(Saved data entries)

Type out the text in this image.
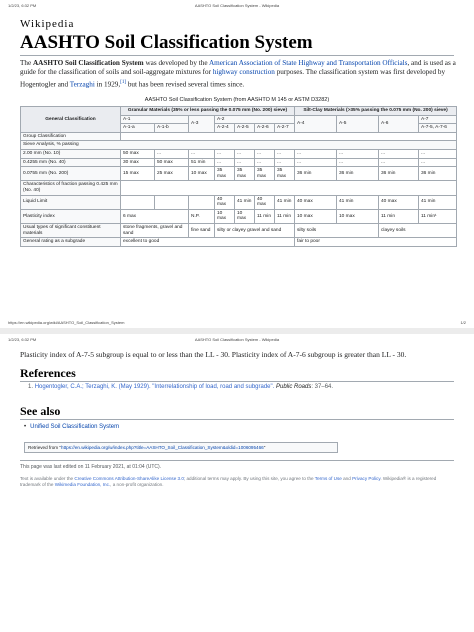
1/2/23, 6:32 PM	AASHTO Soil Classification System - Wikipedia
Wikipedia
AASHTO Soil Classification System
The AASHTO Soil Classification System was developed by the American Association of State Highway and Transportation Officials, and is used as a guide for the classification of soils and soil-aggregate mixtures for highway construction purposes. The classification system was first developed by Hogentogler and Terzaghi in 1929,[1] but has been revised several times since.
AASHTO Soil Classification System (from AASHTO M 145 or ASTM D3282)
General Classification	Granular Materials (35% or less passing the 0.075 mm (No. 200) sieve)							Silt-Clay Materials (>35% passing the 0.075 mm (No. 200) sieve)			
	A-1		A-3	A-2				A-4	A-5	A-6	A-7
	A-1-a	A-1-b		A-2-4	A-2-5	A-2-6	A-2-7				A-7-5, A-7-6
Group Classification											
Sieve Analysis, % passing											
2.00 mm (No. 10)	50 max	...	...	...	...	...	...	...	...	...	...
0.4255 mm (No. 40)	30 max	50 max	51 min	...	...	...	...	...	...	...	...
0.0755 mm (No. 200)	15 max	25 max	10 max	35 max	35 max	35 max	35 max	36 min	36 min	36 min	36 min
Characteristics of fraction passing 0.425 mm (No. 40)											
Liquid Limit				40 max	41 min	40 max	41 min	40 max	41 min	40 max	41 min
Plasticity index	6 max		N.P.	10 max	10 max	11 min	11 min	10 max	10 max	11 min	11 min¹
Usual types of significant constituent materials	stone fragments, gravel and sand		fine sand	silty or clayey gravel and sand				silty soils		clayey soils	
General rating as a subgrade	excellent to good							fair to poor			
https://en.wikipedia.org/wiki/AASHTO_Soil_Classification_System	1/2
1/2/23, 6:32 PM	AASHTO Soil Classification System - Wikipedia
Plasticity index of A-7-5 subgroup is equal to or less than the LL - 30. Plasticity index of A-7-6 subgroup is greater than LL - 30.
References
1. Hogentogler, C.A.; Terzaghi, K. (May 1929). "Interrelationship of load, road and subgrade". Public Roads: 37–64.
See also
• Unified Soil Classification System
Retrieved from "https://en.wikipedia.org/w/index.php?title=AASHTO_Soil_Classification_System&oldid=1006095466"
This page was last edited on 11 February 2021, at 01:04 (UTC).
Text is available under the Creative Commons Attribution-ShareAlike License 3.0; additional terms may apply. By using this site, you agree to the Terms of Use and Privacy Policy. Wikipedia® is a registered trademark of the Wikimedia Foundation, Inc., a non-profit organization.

--

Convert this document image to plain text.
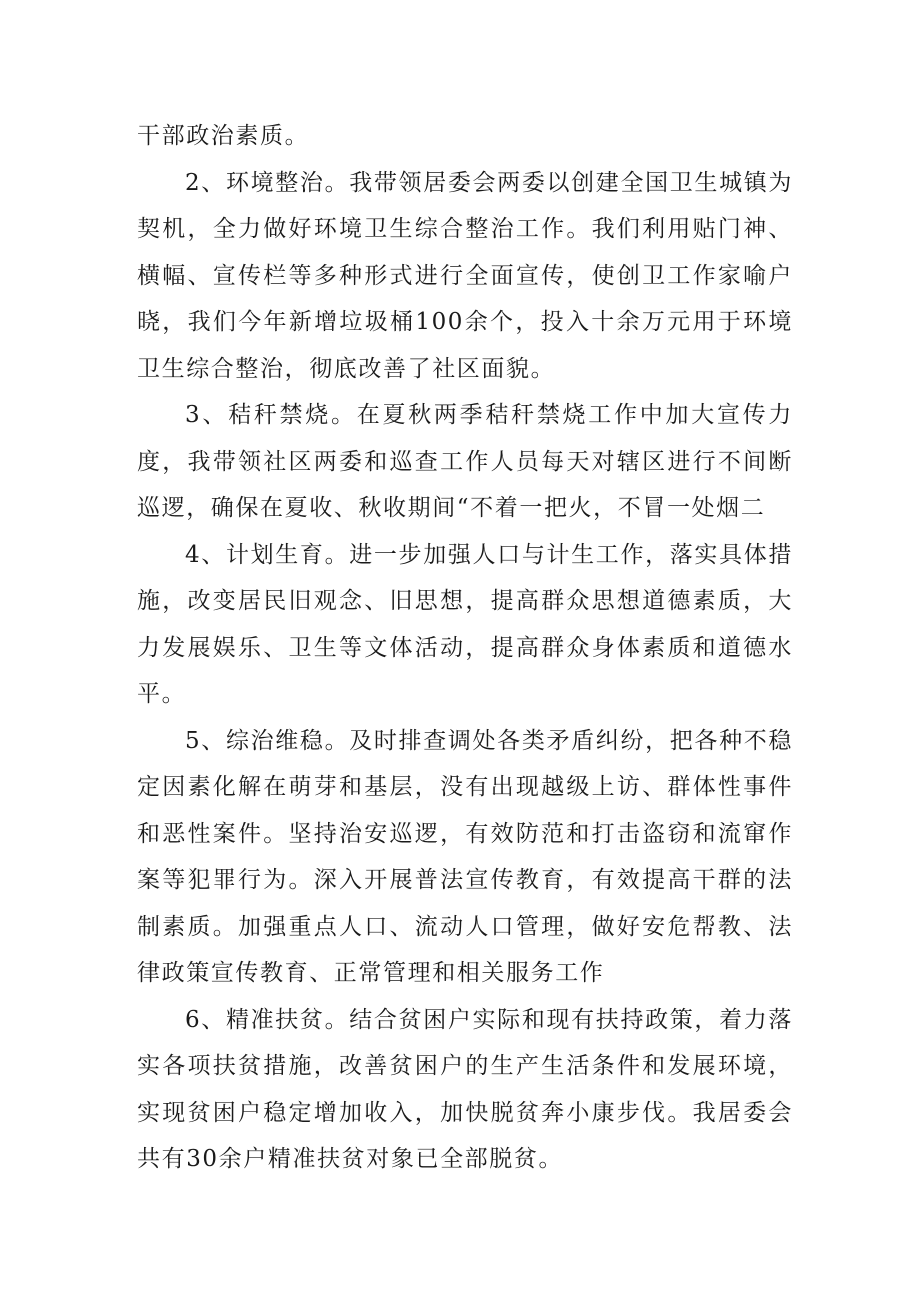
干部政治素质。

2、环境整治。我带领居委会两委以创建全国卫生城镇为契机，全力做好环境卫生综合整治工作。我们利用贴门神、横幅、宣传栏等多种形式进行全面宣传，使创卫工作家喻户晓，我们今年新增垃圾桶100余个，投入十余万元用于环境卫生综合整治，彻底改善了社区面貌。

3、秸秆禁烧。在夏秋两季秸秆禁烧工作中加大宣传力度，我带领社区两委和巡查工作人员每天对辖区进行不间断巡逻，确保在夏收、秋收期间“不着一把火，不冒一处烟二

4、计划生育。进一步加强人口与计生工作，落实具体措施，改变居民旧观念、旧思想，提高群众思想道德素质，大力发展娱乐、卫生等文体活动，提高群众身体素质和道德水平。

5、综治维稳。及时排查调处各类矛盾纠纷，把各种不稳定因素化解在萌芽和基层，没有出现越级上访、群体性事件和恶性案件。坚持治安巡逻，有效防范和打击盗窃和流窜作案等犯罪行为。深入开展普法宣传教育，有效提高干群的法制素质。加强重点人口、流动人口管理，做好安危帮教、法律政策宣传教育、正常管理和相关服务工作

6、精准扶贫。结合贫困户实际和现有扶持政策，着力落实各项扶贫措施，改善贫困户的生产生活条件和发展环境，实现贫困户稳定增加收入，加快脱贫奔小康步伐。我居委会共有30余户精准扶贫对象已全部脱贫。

* * *

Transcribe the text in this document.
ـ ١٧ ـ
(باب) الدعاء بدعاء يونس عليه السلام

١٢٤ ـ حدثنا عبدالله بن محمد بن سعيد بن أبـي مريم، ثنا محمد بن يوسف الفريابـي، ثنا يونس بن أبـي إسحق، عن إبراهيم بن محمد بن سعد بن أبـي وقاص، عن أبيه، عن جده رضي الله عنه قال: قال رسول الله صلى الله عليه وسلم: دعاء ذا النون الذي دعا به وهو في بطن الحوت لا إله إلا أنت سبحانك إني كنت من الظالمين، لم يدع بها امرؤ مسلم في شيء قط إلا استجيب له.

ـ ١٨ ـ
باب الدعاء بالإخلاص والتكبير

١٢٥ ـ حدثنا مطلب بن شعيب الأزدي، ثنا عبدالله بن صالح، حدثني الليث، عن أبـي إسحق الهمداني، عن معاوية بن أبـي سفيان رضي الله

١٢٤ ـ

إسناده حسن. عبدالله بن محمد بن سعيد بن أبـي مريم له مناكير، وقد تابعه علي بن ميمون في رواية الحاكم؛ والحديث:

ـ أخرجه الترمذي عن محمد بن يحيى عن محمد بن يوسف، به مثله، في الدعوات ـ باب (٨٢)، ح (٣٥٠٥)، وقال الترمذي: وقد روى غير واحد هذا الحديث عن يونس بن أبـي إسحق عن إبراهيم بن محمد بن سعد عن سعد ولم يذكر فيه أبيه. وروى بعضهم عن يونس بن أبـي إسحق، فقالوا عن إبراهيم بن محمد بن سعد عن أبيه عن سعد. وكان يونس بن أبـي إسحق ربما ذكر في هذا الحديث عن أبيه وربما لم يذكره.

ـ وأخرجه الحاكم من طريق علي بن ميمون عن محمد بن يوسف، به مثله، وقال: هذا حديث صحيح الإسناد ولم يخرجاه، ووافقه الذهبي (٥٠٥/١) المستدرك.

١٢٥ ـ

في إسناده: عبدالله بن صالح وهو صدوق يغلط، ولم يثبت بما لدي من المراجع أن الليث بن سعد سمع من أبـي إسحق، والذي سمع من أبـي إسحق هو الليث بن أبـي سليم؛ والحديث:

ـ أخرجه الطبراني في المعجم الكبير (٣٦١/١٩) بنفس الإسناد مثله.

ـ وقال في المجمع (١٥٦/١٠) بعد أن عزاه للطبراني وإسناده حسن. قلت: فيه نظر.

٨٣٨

Requirement: Tally the lines of the data that contain the string "الحاكم" and report the total alone.

Reply: 2